[Data items]
- - - -
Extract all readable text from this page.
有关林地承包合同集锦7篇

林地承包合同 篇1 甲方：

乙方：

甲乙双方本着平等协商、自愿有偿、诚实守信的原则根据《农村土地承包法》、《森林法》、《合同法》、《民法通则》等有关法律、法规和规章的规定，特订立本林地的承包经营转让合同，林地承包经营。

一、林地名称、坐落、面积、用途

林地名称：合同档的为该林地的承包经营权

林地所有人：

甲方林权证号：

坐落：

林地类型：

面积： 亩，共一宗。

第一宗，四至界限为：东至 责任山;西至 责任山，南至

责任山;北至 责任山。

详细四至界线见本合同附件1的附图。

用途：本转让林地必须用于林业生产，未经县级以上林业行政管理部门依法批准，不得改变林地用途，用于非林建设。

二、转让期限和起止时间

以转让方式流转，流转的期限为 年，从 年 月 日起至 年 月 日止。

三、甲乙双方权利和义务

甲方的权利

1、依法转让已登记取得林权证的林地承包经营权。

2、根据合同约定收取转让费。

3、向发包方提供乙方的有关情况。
- - - -
WRITTEN TASK:
Repeat the material from above exactly, word for word.

REPLY:
Extract all readable text from this page.
有关林地承包合同集锦7篇

林地承包合同 篇1 甲方：

乙方：

甲乙双方本着平等协商、自愿有偿、诚实守信的原则根据《农村土地承包法》、《森林法》、《合同法》、《民法通则》等有关法律、法规和规章的规定，特订立本林地的承包经营转让合同，林地承包经营。

一、林地名称、坐落、面积、用途

林地名称：合同档的为该林地的承包经营权

林地所有人：

甲方林权证号：

坐落：

林地类型：

面积： 亩，共一宗。

第一宗，四至界限为：东至 责任山;西至 责任山，南至

责任山;北至 责任山。

详细四至界线见本合同附件1的附图。

用途：本转让林地必须用于林业生产，未经县级以上林业行政管理部门依法批准，不得改变林地用途，用于非林建设。

二、转让期限和起止时间

以转让方式流转，流转的期限为 年，从 年 月 日起至 年 月 日止。

三、甲乙双方权利和义务

甲方的权利

1、依法转让已登记取得林权证的林地承包经营权。

2、根据合同约定收取转让费。

3、向发包方提供乙方的有关情况。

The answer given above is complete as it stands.